Exercise brief - Set down each record exactly as written.
Content starts
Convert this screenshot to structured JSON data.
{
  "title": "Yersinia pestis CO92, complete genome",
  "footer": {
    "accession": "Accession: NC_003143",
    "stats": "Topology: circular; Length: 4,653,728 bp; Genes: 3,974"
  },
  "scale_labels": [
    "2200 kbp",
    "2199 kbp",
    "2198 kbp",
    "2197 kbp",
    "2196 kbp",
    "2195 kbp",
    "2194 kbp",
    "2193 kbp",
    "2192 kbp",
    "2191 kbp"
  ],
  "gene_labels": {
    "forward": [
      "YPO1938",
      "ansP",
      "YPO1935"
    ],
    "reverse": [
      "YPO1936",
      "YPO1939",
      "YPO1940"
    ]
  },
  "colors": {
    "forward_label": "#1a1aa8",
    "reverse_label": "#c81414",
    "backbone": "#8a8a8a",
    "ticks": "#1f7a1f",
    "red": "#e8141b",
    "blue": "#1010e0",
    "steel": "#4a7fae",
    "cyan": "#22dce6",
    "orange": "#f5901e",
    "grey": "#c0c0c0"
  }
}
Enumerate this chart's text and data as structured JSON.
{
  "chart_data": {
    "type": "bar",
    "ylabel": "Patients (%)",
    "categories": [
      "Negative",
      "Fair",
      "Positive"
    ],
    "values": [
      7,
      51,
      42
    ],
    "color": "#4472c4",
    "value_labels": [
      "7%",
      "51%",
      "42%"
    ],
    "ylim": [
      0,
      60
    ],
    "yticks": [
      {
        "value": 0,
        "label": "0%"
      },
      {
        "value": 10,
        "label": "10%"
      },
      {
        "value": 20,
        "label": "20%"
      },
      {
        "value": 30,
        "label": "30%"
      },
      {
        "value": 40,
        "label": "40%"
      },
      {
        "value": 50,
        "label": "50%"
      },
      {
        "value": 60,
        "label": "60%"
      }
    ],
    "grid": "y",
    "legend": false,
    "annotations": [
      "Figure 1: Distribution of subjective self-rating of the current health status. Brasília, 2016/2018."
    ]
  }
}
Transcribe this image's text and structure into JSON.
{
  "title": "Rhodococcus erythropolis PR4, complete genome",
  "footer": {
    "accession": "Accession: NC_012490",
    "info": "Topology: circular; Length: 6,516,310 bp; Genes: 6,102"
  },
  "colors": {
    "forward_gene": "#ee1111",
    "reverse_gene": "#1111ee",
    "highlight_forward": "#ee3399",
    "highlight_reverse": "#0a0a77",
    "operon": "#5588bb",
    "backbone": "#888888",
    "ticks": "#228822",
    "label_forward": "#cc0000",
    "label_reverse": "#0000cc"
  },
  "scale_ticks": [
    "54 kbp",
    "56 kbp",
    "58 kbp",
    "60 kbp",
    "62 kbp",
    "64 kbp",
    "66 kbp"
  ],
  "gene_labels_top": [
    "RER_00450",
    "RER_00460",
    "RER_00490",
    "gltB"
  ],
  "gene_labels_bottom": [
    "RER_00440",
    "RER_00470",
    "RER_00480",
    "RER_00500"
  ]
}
Content ends
Expected answer -
Convert this screenshot to structured JSON data.
{
  "title": "Yersinia pestis CO92, complete genome",
  "footer": {
    "accession": "Accession: NC_003143",
    "stats": "Topology: circular; Length: 4,653,728 bp; Genes: 3,974"
  },
  "scale_labels": [
    "2200 kbp",
    "2199 kbp",
    "2198 kbp",
    "2197 kbp",
    "2196 kbp",
    "2195 kbp",
    "2194 kbp",
    "2193 kbp",
    "2192 kbp",
    "2191 kbp"
  ],
  "gene_labels": {
    "forward": [
      "YPO1938",
      "ansP",
      "YPO1935"
    ],
    "reverse": [
      "YPO1936",
      "YPO1939",
      "YPO1940"
    ]
  },
  "colors": {
    "forward_label": "#1a1aa8",
    "reverse_label": "#c81414",
    "backbone": "#8a8a8a",
    "ticks": "#1f7a1f",
    "red": "#e8141b",
    "blue": "#1010e0",
    "steel": "#4a7fae",
    "cyan": "#22dce6",
    "orange": "#f5901e",
    "grey": "#c0c0c0"
  }
}
Enumerate this chart's text and data as structured JSON.
{
  "chart_data": {
    "type": "bar",
    "ylabel": "Patients (%)",
    "categories": [
      "Negative",
      "Fair",
      "Positive"
    ],
    "values": [
      7,
      51,
      42
    ],
    "color": "#4472c4",
    "value_labels": [
      "7%",
      "51%",
      "42%"
    ],
    "ylim": [
      0,
      60
    ],
    "yticks": [
      {
        "value": 0,
        "label": "0%"
      },
      {
        "value": 10,
        "label": "10%"
      },
      {
        "value": 20,
        "label": "20%"
      },
      {
        "value": 30,
        "label": "30%"
      },
      {
        "value": 40,
        "label": "40%"
      },
      {
        "value": 50,
        "label": "50%"
      },
      {
        "value": 60,
        "label": "60%"
      }
    ],
    "grid": "y",
    "legend": false,
    "annotations": [
      "Figure 1: Distribution of subjective self-rating of the current health status. Brasília, 2016/2018."
    ]
  }
}
Transcribe this image's text and structure into JSON.
{
  "title": "Rhodococcus erythropolis PR4, complete genome",
  "footer": {
    "accession": "Accession: NC_012490",
    "info": "Topology: circular; Length: 6,516,310 bp; Genes: 6,102"
  },
  "colors": {
    "forward_gene": "#ee1111",
    "reverse_gene": "#1111ee",
    "highlight_forward": "#ee3399",
    "highlight_reverse": "#0a0a77",
    "operon": "#5588bb",
    "backbone": "#888888",
    "ticks": "#228822",
    "label_forward": "#cc0000",
    "label_reverse": "#0000cc"
  },
  "scale_ticks": [
    "54 kbp",
    "56 kbp",
    "58 kbp",
    "60 kbp",
    "62 kbp",
    "64 kbp",
    "66 kbp"
  ],
  "gene_labels_top": [
    "RER_00450",
    "RER_00460",
    "RER_00490",
    "gltB"
  ],
  "gene_labels_bottom": [
    "RER_00440",
    "RER_00470",
    "RER_00480",
    "RER_00500"
  ]
}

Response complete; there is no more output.